SHORT PROBLEM: Lines containing the word "statistics" are the ones to copy from the records below.

** START SOURCE MATERIAL **

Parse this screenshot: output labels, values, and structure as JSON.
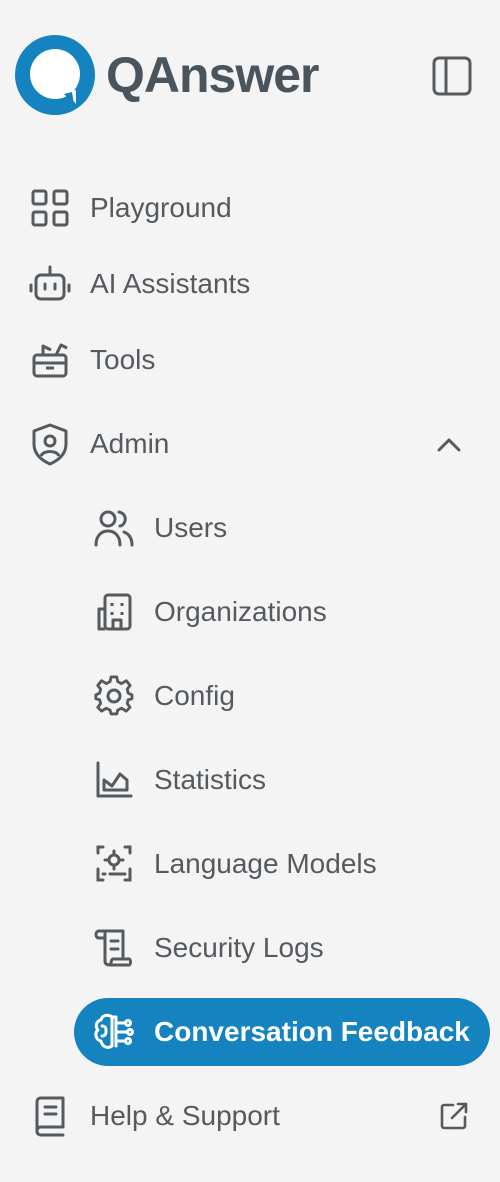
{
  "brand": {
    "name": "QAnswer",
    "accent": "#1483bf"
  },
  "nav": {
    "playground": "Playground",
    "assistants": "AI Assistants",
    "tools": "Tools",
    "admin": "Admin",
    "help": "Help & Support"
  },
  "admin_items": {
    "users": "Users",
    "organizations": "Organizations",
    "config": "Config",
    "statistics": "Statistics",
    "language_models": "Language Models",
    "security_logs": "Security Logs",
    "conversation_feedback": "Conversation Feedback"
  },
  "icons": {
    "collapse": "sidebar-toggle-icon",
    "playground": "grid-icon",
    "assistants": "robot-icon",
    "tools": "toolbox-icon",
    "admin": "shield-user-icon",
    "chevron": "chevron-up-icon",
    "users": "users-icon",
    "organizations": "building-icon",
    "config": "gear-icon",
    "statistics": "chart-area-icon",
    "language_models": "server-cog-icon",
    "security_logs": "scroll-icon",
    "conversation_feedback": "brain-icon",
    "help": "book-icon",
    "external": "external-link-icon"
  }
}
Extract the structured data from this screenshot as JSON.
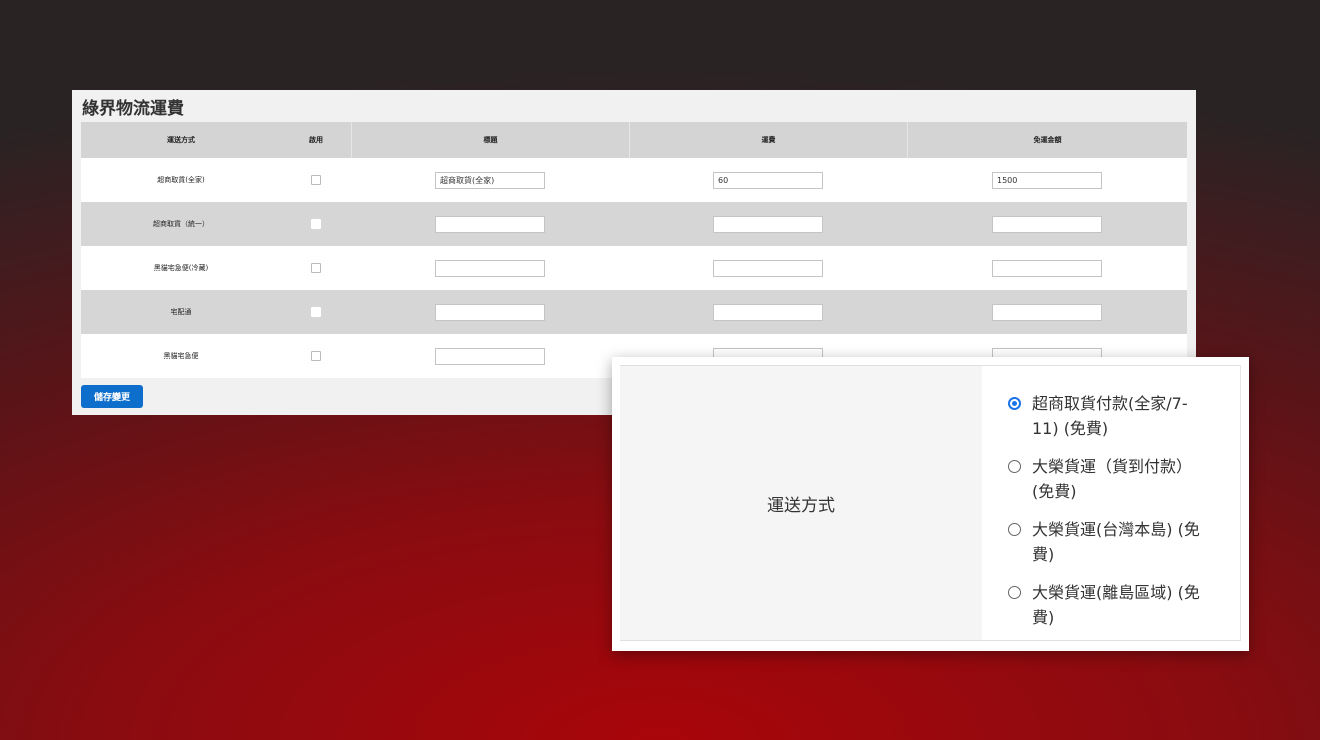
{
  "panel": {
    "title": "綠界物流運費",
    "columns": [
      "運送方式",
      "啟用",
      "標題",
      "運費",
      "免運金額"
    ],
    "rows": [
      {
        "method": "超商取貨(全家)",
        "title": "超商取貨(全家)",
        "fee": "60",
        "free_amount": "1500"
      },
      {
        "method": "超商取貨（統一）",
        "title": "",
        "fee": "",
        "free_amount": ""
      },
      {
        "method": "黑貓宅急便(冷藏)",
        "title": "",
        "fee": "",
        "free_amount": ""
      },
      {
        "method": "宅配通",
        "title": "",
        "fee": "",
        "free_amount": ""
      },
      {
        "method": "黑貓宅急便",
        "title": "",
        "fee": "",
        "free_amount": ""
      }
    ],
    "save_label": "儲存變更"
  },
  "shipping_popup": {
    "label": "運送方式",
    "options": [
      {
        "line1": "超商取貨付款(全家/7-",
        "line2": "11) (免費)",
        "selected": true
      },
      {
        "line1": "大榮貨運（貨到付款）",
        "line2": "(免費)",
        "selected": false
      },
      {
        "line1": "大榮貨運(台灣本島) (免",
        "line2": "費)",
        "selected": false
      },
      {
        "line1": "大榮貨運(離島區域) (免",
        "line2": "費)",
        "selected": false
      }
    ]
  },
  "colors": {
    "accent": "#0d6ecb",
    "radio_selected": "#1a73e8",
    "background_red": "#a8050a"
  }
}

** END SOURCE MATERIAL **
** START SOURCE MATERIAL **

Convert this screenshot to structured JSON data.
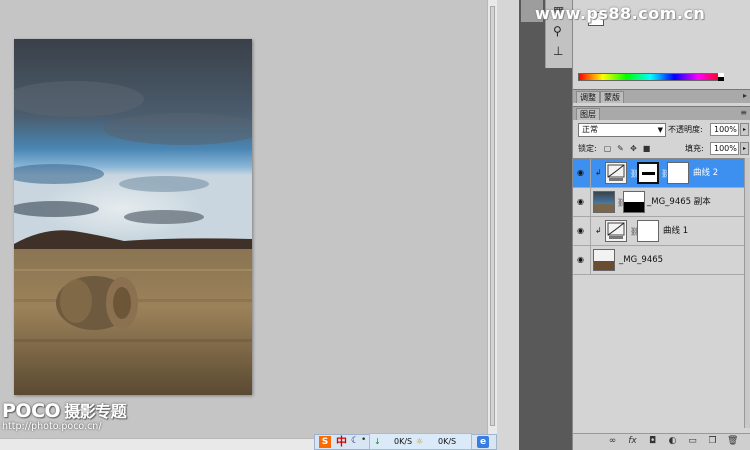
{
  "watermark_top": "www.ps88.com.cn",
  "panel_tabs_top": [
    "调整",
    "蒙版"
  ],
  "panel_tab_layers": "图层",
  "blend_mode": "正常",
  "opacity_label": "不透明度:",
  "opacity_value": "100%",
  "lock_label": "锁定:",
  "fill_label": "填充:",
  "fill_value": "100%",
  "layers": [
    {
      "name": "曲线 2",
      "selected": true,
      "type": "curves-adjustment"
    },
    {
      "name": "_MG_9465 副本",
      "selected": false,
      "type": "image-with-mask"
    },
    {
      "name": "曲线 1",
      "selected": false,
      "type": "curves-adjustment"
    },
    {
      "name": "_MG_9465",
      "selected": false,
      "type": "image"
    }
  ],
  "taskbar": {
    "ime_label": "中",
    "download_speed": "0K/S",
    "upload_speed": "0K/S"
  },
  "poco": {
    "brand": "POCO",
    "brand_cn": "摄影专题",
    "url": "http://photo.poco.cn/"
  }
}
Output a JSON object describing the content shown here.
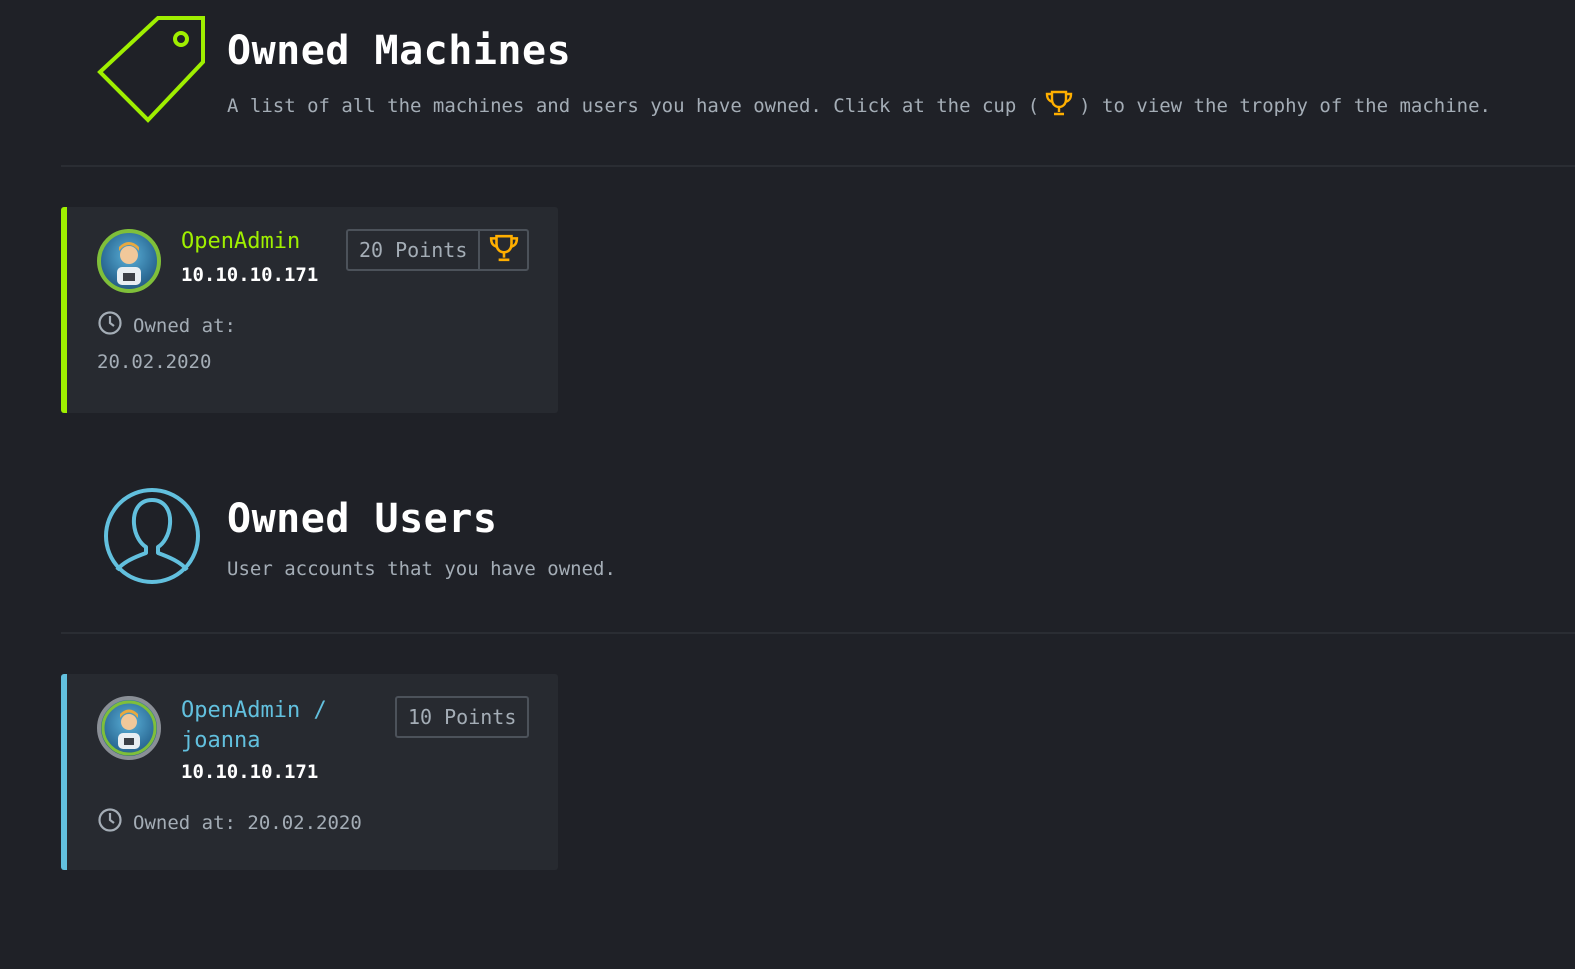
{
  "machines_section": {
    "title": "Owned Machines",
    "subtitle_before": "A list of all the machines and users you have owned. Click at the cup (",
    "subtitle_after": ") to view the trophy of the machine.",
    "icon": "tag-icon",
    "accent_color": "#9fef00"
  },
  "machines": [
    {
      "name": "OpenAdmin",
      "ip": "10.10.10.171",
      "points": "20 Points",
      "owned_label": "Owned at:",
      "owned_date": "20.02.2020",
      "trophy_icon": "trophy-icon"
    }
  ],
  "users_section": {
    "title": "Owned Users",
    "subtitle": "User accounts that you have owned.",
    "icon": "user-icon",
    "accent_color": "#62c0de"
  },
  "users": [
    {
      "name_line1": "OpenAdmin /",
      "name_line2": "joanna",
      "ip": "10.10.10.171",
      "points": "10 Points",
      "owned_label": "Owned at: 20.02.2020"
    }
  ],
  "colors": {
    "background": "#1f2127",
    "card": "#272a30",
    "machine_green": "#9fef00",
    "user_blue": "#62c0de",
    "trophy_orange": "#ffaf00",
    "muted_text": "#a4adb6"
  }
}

** END SOURCE MATERIAL **
** START SOURCE MATERIAL **

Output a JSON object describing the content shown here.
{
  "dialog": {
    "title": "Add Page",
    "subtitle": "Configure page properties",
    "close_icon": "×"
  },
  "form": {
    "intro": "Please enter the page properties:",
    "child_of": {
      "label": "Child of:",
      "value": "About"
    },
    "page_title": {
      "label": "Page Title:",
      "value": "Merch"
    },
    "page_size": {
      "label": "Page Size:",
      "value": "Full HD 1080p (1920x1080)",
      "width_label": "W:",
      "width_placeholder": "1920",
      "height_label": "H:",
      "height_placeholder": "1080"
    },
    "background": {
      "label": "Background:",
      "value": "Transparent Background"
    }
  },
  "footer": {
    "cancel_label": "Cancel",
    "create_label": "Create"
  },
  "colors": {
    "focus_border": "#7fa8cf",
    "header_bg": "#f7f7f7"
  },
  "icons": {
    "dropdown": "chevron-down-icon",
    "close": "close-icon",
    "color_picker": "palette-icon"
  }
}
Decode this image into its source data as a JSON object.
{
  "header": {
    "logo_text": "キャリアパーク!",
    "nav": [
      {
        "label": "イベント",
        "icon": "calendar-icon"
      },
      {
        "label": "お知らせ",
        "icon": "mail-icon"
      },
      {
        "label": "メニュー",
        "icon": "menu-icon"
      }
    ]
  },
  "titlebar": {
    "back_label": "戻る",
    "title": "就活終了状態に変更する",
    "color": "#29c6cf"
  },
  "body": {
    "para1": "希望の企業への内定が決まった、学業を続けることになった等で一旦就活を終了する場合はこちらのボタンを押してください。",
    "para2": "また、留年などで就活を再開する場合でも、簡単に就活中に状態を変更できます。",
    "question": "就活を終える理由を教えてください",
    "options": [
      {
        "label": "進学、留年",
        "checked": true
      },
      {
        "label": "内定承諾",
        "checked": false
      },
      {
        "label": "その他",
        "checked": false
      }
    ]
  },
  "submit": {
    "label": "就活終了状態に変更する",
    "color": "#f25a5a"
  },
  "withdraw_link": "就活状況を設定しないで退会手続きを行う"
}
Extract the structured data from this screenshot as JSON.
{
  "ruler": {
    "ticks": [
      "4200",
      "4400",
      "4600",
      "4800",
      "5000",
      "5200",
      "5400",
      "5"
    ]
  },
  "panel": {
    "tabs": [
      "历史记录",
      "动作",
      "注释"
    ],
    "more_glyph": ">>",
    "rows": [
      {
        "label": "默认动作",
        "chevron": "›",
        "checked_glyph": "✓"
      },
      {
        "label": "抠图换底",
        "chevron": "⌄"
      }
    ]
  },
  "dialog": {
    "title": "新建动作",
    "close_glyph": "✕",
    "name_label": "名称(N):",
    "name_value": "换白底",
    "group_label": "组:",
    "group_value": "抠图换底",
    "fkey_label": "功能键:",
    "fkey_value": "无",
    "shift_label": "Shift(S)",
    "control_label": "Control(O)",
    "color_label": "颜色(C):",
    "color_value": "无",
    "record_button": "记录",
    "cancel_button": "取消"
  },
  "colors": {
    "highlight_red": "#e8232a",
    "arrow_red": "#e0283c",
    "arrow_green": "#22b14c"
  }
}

** END SOURCE MATERIAL **

TASK SOLUTION:
    "statistics": "Statistics",
    "statistics": "chart-area-icon",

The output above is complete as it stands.